Cleveland State has retired four numbers in program history.

Cleveland State Vikings retired numbers
| No. | Player | Career | No. ret. | Ref. |
| 10 | Ken McFadden | 1985–1989 | 1989 |  |
| 14 | Franklin Edwards | 1977–1981 | 1981 |  |
| 30 | Norris Cole | 2007–2011 | 2016 |  |
| 44 | Clinton Ransey | 1983–1987 | 2022 |  |

==Head coaching history==

| No. | Coach | Tenure | Record | Pct. |
|---|---|---|---|---|
| 1 | Homer E. Woodling | 1929–1941 | 63–112 | .360 |
| 2 | Bruce T. Brickley | 1941–1942 | 2–12 | .143 |
| 3 | Aaron L. Andrews | 1942–1943 | 0–13 | .000 |
| 4 | George McKinnon | 1945–1949 | 20–40 | .333 |
| 5 | George Rung | 1949–1952 | 19–31 | .380 |
| 6 | Homer E. Woodling | 1952–1953 | 2–15 | .118 |
| 7 | George Rung | 1953–1958 | 15–76 | .165 |
| 8 | Bill Gallagher | 1958–1959 | 7–12 | .368 |
| 9 | Jim Rodriguez | 1959–1966 | 43–88 | .328 |
| 10 | John McLendon | 1966–1969 | 27–42 | .391 |
| 11 | Ray Dieringer | 1969–1983 | 150–210 | .417 |
| 12 | Kevin Mackey | 1983–1990 | 142–69 | .673 |
| 13 | Mike Boyd | 1990–1996 | 79–88 | .473 |
| 14 | Rollie Massimino | 1996–2003 | 90–113 | .443 |
| 15 | Mike Garland | 2003–2006 | 23–60 | .277 |
| 16 | Gary Waters | 2006–2017 | 194–172 | .530 |
| 17 | Dennis Felton | 2017–2019 | 22–44 | .333 |
| 18 | Dennis Gates | 2019–2022 | 50–40 | .556 |
| 19 | Daniyal Robinson | 2022–2025 | 65–42 | .607 |
| 20 | Rob Summers | 2025–present | 0–0 | – |

===Championships===
Cleveland State has won six regular season championships (1985, 1986, 1993, 2011, 2021, 2022) and three conference tournaments (1986, 2009, 2021).

Records provided:
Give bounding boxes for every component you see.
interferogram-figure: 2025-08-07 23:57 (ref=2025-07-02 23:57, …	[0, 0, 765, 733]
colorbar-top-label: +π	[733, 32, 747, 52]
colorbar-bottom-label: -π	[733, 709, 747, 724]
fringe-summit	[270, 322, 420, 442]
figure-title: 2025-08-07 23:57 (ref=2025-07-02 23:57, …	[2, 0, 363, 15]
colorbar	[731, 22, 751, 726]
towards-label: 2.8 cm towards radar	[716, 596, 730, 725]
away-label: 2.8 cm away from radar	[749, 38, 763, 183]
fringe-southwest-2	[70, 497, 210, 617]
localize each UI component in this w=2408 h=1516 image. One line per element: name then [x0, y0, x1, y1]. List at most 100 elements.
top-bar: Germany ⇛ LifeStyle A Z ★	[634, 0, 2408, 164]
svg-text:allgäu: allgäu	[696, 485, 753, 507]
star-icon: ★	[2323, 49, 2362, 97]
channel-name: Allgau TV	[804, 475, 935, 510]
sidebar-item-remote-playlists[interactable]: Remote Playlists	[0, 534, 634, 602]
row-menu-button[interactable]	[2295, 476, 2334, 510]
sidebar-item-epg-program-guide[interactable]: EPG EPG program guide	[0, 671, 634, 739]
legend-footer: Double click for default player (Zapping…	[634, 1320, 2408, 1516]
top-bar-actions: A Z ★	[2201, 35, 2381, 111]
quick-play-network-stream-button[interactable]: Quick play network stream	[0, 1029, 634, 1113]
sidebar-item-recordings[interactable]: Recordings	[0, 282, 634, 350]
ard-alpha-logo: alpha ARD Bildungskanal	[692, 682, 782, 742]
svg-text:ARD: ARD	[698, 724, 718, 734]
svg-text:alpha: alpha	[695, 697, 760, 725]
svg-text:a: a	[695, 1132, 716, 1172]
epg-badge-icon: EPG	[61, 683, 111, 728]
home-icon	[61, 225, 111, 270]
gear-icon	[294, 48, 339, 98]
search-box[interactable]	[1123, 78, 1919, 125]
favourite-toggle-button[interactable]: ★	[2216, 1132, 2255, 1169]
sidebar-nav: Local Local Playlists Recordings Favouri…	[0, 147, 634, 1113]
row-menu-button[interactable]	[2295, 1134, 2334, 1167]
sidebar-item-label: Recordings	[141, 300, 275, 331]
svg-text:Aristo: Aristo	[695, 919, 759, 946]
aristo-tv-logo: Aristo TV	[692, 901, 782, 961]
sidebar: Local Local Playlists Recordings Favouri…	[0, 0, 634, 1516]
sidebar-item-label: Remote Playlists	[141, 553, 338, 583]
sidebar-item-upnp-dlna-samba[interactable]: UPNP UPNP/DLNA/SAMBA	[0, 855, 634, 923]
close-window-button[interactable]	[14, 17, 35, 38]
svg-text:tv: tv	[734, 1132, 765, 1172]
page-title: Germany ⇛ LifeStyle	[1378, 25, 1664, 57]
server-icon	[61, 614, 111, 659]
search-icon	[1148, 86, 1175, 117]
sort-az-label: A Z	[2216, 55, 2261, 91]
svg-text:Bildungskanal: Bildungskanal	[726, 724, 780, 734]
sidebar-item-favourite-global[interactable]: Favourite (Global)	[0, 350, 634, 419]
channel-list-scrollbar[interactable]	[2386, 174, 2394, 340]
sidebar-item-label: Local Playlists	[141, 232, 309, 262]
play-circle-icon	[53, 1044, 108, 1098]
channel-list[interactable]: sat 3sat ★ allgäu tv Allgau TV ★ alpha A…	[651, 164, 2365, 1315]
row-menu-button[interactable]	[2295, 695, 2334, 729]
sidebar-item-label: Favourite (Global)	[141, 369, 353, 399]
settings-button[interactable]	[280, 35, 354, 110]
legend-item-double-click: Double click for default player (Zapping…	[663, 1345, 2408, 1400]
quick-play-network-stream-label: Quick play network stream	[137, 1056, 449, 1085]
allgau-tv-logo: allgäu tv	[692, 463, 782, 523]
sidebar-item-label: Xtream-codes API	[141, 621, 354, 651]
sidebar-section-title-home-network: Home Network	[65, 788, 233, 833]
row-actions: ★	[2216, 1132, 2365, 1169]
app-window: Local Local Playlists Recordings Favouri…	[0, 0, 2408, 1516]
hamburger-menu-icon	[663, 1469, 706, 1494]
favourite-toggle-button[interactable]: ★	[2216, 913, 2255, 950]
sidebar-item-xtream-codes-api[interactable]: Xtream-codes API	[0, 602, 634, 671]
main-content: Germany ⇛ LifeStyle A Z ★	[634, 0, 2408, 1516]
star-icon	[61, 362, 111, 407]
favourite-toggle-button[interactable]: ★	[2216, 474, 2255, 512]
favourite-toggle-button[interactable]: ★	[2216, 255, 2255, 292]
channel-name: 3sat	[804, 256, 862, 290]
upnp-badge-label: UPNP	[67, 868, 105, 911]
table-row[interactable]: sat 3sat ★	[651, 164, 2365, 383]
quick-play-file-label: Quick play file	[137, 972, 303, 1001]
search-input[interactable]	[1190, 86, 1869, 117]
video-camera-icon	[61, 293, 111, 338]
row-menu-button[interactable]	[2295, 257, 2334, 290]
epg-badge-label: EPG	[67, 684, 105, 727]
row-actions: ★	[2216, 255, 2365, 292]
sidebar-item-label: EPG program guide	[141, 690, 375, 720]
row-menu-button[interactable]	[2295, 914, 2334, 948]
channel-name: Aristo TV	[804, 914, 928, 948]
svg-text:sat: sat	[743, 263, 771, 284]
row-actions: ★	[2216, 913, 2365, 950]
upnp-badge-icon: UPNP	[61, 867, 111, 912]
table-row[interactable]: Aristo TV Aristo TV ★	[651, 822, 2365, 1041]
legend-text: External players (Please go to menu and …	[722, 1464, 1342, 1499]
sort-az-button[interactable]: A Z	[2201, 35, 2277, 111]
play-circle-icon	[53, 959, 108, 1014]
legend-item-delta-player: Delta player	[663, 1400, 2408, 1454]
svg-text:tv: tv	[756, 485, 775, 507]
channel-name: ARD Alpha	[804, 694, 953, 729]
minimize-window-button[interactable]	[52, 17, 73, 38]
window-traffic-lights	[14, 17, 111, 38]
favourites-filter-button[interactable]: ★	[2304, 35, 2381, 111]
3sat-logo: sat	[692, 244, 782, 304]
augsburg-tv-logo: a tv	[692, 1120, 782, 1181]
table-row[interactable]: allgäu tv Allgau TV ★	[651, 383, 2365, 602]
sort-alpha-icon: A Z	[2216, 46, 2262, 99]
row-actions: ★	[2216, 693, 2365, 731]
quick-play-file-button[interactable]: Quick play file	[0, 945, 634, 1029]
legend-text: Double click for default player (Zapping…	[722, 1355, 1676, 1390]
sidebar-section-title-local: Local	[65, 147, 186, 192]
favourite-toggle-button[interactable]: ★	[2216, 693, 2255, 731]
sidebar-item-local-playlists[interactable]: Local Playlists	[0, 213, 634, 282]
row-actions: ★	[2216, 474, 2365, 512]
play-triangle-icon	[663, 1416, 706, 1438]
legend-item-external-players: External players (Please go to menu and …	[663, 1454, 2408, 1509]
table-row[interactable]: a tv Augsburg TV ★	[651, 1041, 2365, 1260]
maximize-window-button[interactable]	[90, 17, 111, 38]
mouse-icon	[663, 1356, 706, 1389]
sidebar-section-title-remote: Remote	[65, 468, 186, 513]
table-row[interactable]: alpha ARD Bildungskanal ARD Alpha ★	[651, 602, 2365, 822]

Work to be completed:
In the Cleveland State Vikings text, in what year was Norris Cole's number retired?

Answer to the exercise:
2016